=== ENTRIES SUPPLIED ===
** Begin **

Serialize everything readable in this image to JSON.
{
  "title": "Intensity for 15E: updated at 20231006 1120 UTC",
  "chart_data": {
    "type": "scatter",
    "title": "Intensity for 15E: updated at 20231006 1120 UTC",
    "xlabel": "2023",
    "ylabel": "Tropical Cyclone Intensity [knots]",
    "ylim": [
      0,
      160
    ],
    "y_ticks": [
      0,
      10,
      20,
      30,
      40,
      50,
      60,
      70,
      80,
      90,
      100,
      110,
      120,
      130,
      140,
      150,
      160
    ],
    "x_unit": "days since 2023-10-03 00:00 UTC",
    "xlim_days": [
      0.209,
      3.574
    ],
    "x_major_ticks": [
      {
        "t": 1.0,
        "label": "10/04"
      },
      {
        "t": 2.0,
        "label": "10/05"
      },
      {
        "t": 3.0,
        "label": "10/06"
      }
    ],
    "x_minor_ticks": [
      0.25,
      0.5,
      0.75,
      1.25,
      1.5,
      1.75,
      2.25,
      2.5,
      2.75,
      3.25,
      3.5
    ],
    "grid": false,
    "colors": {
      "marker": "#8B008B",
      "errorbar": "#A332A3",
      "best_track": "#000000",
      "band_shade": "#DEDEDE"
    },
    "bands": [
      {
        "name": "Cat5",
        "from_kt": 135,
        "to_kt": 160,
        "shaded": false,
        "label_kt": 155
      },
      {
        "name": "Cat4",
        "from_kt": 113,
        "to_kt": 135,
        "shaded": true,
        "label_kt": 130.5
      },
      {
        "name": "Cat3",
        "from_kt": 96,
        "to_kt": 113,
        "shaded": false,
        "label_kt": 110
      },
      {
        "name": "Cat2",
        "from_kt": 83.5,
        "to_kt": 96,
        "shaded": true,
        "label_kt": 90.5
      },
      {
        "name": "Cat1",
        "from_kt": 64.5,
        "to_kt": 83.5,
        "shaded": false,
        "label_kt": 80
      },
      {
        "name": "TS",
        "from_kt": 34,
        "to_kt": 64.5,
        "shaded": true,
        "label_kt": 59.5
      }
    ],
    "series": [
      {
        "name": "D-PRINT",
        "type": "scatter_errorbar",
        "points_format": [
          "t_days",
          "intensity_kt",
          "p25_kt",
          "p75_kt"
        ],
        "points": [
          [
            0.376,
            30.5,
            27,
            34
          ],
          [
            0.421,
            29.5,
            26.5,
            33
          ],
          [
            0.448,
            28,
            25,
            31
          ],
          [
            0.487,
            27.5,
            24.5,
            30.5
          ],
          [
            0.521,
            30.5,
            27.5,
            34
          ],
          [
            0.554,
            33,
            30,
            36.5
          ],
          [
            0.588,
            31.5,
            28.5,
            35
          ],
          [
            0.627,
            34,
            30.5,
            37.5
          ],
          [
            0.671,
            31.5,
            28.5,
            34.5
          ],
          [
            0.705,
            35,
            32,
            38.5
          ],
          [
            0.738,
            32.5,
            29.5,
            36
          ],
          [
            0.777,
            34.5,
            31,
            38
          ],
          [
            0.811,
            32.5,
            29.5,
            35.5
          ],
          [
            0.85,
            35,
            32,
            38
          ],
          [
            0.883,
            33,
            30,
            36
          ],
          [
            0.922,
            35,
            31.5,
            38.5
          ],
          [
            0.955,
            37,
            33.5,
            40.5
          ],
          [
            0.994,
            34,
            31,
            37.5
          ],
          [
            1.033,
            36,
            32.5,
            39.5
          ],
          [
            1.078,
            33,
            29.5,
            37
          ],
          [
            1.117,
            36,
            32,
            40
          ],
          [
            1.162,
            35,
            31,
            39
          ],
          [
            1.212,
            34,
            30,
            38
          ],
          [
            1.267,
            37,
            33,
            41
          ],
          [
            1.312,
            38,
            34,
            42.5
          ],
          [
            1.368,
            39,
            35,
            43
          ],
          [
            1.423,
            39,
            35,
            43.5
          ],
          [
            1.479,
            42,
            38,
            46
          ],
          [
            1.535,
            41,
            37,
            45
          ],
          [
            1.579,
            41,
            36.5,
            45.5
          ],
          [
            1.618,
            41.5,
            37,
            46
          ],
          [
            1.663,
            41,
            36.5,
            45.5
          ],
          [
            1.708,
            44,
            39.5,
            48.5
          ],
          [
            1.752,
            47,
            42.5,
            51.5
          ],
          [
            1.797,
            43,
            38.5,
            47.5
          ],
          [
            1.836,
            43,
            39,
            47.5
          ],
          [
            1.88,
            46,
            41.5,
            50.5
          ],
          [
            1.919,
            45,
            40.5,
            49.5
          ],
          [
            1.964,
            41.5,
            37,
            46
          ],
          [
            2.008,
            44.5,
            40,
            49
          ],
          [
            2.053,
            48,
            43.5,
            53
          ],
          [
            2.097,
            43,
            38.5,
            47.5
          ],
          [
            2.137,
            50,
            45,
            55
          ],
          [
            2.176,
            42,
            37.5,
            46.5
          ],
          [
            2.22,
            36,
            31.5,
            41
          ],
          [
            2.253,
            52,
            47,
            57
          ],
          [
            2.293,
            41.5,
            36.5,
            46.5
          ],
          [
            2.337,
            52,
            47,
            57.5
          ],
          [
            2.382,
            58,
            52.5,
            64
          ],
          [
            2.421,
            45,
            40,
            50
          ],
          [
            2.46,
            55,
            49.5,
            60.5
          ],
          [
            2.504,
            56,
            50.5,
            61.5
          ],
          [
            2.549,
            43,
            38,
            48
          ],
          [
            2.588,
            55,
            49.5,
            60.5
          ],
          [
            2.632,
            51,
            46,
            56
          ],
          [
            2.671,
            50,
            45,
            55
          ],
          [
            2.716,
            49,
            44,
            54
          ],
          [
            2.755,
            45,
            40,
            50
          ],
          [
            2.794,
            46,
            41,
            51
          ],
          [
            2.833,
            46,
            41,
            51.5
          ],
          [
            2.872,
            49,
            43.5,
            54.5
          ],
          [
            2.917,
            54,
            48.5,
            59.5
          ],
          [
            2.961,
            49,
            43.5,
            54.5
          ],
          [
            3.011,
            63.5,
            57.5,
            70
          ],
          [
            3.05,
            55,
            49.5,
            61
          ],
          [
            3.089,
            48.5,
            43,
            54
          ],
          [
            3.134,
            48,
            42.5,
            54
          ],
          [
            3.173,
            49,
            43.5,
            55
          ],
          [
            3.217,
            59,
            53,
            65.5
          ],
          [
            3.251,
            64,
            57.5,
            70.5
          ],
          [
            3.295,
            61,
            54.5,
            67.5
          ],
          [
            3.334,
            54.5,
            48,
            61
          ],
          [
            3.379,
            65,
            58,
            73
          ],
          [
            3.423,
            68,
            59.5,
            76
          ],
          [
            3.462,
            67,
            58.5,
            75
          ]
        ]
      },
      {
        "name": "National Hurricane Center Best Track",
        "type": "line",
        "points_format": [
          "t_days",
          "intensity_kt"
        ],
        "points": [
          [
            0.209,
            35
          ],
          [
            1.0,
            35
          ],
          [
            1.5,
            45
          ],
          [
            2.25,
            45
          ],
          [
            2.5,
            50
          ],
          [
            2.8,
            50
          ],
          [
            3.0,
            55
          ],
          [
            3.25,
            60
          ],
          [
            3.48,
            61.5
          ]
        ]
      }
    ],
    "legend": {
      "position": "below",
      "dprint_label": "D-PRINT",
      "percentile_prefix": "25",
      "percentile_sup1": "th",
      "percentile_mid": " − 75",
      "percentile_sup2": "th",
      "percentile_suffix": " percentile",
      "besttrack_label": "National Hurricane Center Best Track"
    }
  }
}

** End **

=== GIVEN REQUEST ===
Write out the material from the first line to the last, exactly.

=== EXERCISE OUTPUT ===
Serialize everything readable in this image to JSON.
{
  "title": "Intensity for 15E: updated at 20231006 1120 UTC",
  "chart_data": {
    "type": "scatter",
    "title": "Intensity for 15E: updated at 20231006 1120 UTC",
    "xlabel": "2023",
    "ylabel": "Tropical Cyclone Intensity [knots]",
    "ylim": [
      0,
      160
    ],
    "y_ticks": [
      0,
      10,
      20,
      30,
      40,
      50,
      60,
      70,
      80,
      90,
      100,
      110,
      120,
      130,
      140,
      150,
      160
    ],
    "x_unit": "days since 2023-10-03 00:00 UTC",
    "xlim_days": [
      0.209,
      3.574
    ],
    "x_major_ticks": [
      {
        "t": 1.0,
        "label": "10/04"
      },
      {
        "t": 2.0,
        "label": "10/05"
      },
      {
        "t": 3.0,
        "label": "10/06"
      }
    ],
    "x_minor_ticks": [
      0.25,
      0.5,
      0.75,
      1.25,
      1.5,
      1.75,
      2.25,
      2.5,
      2.75,
      3.25,
      3.5
    ],
    "grid": false,
    "colors": {
      "marker": "#8B008B",
      "errorbar": "#A332A3",
      "best_track": "#000000",
      "band_shade": "#DEDEDE"
    },
    "bands": [
      {
        "name": "Cat5",
        "from_kt": 135,
        "to_kt": 160,
        "shaded": false,
        "label_kt": 155
      },
      {
        "name": "Cat4",
        "from_kt": 113,
        "to_kt": 135,
        "shaded": true,
        "label_kt": 130.5
      },
      {
        "name": "Cat3",
        "from_kt": 96,
        "to_kt": 113,
        "shaded": false,
        "label_kt": 110
      },
      {
        "name": "Cat2",
        "from_kt": 83.5,
        "to_kt": 96,
        "shaded": true,
        "label_kt": 90.5
      },
      {
        "name": "Cat1",
        "from_kt": 64.5,
        "to_kt": 83.5,
        "shaded": false,
        "label_kt": 80
      },
      {
        "name": "TS",
        "from_kt": 34,
        "to_kt": 64.5,
        "shaded": true,
        "label_kt": 59.5
      }
    ],
    "series": [
      {
        "name": "D-PRINT",
        "type": "scatter_errorbar",
        "points_format": [
          "t_days",
          "intensity_kt",
          "p25_kt",
          "p75_kt"
        ],
        "points": [
          [
            0.376,
            30.5,
            27,
            34
          ],
          [
            0.421,
            29.5,
            26.5,
            33
          ],
          [
            0.448,
            28,
            25,
            31
          ],
          [
            0.487,
            27.5,
            24.5,
            30.5
          ],
          [
            0.521,
            30.5,
            27.5,
            34
          ],
          [
            0.554,
            33,
            30,
            36.5
          ],
          [
            0.588,
            31.5,
            28.5,
            35
          ],
          [
            0.627,
            34,
            30.5,
            37.5
          ],
          [
            0.671,
            31.5,
            28.5,
            34.5
          ],
          [
            0.705,
            35,
            32,
            38.5
          ],
          [
            0.738,
            32.5,
            29.5,
            36
          ],
          [
            0.777,
            34.5,
            31,
            38
          ],
          [
            0.811,
            32.5,
            29.5,
            35.5
          ],
          [
            0.85,
            35,
            32,
            38
          ],
          [
            0.883,
            33,
            30,
            36
          ],
          [
            0.922,
            35,
            31.5,
            38.5
          ],
          [
            0.955,
            37,
            33.5,
            40.5
          ],
          [
            0.994,
            34,
            31,
            37.5
          ],
          [
            1.033,
            36,
            32.5,
            39.5
          ],
          [
            1.078,
            33,
            29.5,
            37
          ],
          [
            1.117,
            36,
            32,
            40
          ],
          [
            1.162,
            35,
            31,
            39
          ],
          [
            1.212,
            34,
            30,
            38
          ],
          [
            1.267,
            37,
            33,
            41
          ],
          [
            1.312,
            38,
            34,
            42.5
          ],
          [
            1.368,
            39,
            35,
            43
          ],
          [
            1.423,
            39,
            35,
            43.5
          ],
          [
            1.479,
            42,
            38,
            46
          ],
          [
            1.535,
            41,
            37,
            45
          ],
          [
            1.579,
            41,
            36.5,
            45.5
          ],
          [
            1.618,
            41.5,
            37,
            46
          ],
          [
            1.663,
            41,
            36.5,
            45.5
          ],
          [
            1.708,
            44,
            39.5,
            48.5
          ],
          [
            1.752,
            47,
            42.5,
            51.5
          ],
          [
            1.797,
            43,
            38.5,
            47.5
          ],
          [
            1.836,
            43,
            39,
            47.5
          ],
          [
            1.88,
            46,
            41.5,
            50.5
          ],
          [
            1.919,
            45,
            40.5,
            49.5
          ],
          [
            1.964,
            41.5,
            37,
            46
          ],
          [
            2.008,
            44.5,
            40,
            49
          ],
          [
            2.053,
            48,
            43.5,
            53
          ],
          [
            2.097,
            43,
            38.5,
            47.5
          ],
          [
            2.137,
            50,
            45,
            55
          ],
          [
            2.176,
            42,
            37.5,
            46.5
          ],
          [
            2.22,
            36,
            31.5,
            41
          ],
          [
            2.253,
            52,
            47,
            57
          ],
          [
            2.293,
            41.5,
            36.5,
            46.5
          ],
          [
            2.337,
            52,
            47,
            57.5
          ],
          [
            2.382,
            58,
            52.5,
            64
          ],
          [
            2.421,
            45,
            40,
            50
          ],
          [
            2.46,
            55,
            49.5,
            60.5
          ],
          [
            2.504,
            56,
            50.5,
            61.5
          ],
          [
            2.549,
            43,
            38,
            48
          ],
          [
            2.588,
            55,
            49.5,
            60.5
          ],
          [
            2.632,
            51,
            46,
            56
          ],
          [
            2.671,
            50,
            45,
            55
          ],
          [
            2.716,
            49,
            44,
            54
          ],
          [
            2.755,
            45,
            40,
            50
          ],
          [
            2.794,
            46,
            41,
            51
          ],
          [
            2.833,
            46,
            41,
            51.5
          ],
          [
            2.872,
            49,
            43.5,
            54.5
          ],
          [
            2.917,
            54,
            48.5,
            59.5
          ],
          [
            2.961,
            49,
            43.5,
            54.5
          ],
          [
            3.011,
            63.5,
            57.5,
            70
          ],
          [
            3.05,
            55,
            49.5,
            61
          ],
          [
            3.089,
            48.5,
            43,
            54
          ],
          [
            3.134,
            48,
            42.5,
            54
          ],
          [
            3.173,
            49,
            43.5,
            55
          ],
          [
            3.217,
            59,
            53,
            65.5
          ],
          [
            3.251,
            64,
            57.5,
            70.5
          ],
          [
            3.295,
            61,
            54.5,
            67.5
          ],
          [
            3.334,
            54.5,
            48,
            61
          ],
          [
            3.379,
            65,
            58,
            73
          ],
          [
            3.423,
            68,
            59.5,
            76
          ],
          [
            3.462,
            67,
            58.5,
            75
          ]
        ]
      },
      {
        "name": "National Hurricane Center Best Track",
        "type": "line",
        "points_format": [
          "t_days",
          "intensity_kt"
        ],
        "points": [
          [
            0.209,
            35
          ],
          [
            1.0,
            35
          ],
          [
            1.5,
            45
          ],
          [
            2.25,
            45
          ],
          [
            2.5,
            50
          ],
          [
            2.8,
            50
          ],
          [
            3.0,
            55
          ],
          [
            3.25,
            60
          ],
          [
            3.48,
            61.5
          ]
        ]
      }
    ],
    "legend": {
      "position": "below",
      "dprint_label": "D-PRINT",
      "percentile_prefix": "25",
      "percentile_sup1": "th",
      "percentile_mid": " − 75",
      "percentile_sup2": "th",
      "percentile_suffix": " percentile",
      "besttrack_label": "National Hurricane Center Best Track"
    }
  }
}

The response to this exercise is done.